What you are asked to do: Filter the records for lines holding the string "graphiques".

## START

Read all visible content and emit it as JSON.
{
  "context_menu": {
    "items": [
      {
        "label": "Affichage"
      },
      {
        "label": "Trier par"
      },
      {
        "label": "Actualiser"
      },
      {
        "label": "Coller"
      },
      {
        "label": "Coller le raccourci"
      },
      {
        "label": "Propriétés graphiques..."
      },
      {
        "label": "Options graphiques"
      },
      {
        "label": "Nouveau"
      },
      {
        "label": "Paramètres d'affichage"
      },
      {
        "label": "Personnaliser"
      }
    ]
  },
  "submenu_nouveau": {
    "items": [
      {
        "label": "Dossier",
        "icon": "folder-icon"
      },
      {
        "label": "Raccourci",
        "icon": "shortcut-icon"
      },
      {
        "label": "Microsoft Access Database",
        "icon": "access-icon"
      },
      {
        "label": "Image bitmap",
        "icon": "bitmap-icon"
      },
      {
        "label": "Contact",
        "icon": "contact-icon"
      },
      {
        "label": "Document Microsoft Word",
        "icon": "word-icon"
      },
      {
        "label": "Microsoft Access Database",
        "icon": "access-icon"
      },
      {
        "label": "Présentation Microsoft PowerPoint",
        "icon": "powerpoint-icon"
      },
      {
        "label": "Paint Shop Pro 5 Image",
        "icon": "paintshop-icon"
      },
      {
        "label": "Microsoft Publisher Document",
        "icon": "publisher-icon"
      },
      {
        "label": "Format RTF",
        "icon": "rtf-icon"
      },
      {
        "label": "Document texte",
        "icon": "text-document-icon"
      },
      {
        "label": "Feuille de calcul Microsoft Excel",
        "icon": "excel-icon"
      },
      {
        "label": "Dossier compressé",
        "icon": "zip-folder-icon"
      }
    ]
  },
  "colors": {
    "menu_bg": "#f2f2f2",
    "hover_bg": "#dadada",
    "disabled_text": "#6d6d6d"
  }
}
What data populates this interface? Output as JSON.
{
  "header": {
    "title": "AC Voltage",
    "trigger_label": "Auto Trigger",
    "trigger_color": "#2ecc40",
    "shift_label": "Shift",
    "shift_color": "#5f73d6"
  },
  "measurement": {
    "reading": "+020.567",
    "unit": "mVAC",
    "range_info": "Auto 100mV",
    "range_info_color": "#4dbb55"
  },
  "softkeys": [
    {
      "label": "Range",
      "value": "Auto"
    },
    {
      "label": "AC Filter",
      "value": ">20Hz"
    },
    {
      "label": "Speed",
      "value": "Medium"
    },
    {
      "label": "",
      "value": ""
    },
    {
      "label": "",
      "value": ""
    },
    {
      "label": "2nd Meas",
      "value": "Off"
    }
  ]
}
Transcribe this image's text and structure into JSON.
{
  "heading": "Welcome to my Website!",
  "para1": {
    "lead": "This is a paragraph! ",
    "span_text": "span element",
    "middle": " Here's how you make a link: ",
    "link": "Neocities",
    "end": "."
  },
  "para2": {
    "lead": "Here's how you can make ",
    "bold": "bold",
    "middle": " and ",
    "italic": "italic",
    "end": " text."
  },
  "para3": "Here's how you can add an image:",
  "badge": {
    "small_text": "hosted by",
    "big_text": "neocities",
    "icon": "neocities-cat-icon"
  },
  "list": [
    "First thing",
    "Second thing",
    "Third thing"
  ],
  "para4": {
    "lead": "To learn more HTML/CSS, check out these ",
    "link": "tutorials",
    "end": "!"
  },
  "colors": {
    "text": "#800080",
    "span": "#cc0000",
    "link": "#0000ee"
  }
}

## END
## START

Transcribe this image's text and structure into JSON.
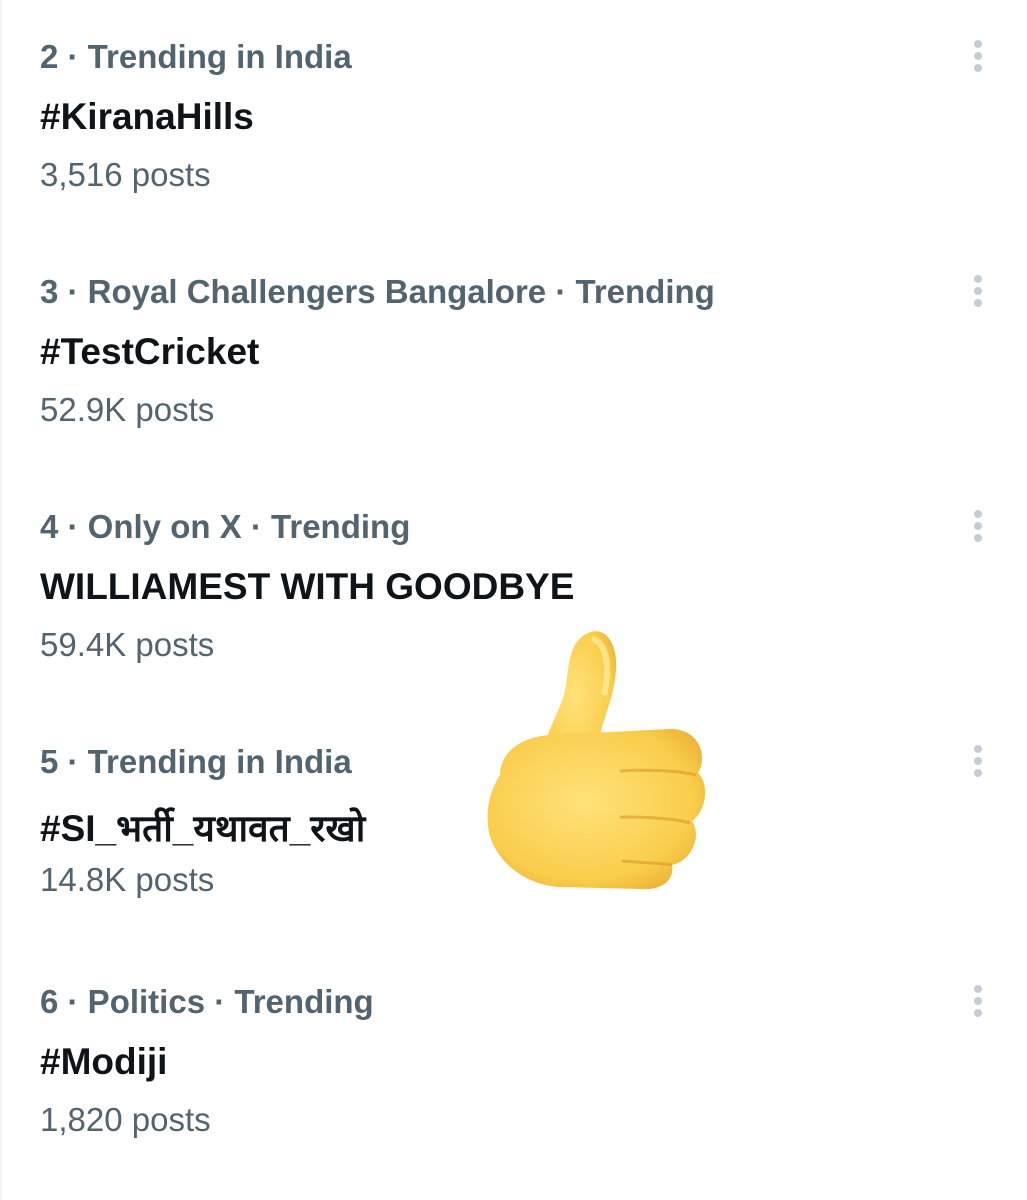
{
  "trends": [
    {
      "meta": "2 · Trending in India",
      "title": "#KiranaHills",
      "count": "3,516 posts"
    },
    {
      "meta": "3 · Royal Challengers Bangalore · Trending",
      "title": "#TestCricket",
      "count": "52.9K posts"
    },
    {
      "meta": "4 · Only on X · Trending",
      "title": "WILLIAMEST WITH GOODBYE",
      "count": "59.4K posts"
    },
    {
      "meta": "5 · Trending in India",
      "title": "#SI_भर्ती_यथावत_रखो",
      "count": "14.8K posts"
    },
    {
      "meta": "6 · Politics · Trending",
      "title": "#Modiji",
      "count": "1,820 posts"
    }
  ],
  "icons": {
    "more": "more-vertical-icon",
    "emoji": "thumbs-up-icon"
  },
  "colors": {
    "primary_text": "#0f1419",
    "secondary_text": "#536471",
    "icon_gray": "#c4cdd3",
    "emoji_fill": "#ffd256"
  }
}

## END

Task solution:
        "label": "Propriétés graphiques..."
        "label": "Options graphiques"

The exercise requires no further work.